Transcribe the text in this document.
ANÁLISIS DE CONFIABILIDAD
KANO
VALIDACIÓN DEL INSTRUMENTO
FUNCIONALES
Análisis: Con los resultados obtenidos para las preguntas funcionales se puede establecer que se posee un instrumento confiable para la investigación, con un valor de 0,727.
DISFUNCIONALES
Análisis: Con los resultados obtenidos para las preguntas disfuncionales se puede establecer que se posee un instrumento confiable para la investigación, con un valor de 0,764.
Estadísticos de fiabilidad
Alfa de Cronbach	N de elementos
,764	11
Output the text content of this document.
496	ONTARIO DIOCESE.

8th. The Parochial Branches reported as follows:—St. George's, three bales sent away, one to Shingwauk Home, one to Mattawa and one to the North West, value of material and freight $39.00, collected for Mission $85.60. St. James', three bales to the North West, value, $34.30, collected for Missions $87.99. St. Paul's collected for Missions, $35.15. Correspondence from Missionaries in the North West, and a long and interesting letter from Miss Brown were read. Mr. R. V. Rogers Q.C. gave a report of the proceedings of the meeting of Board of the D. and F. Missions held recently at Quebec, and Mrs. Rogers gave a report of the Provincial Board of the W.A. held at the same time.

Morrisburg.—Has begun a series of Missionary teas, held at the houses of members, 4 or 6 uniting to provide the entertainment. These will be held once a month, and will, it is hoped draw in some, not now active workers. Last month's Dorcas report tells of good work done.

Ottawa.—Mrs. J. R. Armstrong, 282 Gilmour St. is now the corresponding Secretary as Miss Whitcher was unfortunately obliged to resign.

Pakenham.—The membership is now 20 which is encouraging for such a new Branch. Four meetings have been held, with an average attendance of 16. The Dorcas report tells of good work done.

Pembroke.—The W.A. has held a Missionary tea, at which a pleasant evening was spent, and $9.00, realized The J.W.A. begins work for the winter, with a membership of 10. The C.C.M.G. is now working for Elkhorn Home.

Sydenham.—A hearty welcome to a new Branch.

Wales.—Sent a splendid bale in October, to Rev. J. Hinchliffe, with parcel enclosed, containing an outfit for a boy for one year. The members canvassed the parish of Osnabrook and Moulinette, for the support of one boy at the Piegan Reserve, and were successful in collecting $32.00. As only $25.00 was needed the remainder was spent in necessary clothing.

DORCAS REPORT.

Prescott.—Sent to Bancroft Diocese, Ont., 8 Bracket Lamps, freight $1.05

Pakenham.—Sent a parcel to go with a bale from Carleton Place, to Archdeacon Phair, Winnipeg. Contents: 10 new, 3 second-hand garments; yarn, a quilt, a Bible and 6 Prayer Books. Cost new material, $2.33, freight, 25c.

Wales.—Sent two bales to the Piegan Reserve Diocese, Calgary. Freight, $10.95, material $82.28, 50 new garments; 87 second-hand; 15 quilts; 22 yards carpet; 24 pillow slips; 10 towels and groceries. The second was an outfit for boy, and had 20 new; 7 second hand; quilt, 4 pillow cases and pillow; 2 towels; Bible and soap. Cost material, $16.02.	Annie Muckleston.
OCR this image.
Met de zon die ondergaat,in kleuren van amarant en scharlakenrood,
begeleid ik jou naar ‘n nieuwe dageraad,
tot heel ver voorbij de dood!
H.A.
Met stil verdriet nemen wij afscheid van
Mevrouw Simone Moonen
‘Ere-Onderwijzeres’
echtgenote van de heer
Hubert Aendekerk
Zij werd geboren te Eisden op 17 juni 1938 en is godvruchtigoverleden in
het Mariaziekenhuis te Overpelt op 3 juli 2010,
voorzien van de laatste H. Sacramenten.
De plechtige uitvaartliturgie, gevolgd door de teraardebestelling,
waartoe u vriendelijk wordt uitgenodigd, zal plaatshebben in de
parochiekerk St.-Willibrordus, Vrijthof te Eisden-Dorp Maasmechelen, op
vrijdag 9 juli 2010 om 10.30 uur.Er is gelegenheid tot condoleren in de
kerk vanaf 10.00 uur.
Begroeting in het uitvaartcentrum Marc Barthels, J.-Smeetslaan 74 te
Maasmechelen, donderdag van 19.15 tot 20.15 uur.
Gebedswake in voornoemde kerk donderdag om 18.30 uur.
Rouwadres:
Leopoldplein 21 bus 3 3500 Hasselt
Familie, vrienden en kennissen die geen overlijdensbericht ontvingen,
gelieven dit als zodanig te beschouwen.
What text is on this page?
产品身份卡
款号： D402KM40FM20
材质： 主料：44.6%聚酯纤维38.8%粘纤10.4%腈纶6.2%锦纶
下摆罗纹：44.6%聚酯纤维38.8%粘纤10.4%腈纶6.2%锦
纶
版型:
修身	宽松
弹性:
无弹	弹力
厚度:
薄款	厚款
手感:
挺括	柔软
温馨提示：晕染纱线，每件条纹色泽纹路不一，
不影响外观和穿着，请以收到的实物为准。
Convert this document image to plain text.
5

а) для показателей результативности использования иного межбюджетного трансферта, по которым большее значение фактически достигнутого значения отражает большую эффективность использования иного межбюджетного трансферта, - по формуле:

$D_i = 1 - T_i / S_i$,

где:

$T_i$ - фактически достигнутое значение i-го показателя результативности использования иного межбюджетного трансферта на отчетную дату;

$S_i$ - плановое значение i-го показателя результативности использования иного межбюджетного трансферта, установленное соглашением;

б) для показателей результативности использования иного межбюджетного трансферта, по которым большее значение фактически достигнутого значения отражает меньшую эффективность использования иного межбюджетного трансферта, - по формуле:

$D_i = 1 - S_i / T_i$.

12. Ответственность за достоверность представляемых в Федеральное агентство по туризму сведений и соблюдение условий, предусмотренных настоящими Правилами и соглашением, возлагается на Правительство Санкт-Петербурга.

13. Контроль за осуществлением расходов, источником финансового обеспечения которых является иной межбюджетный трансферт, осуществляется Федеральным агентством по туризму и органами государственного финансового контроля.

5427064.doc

────

■ **CHALLENGE**: Which lines hold the word "Pakenham"? Copy all of them.

■ **EXERCISE RESPONSE**:
Pakenham.—The membership is now 20 which is encouraging for such a new Branch. Four meetings have been held, with an average attendance of 16. The Dorcas report tells of good work done.
Pakenham.—Sent a parcel to go with a bale from Carleton Place, to Archdeacon Phair, Winnipeg. Contents: 10 new, 3 second-hand garments; yarn, a quilt, a Bible and 6 Prayer Books. Cost new material, $2.33, freight, 25c.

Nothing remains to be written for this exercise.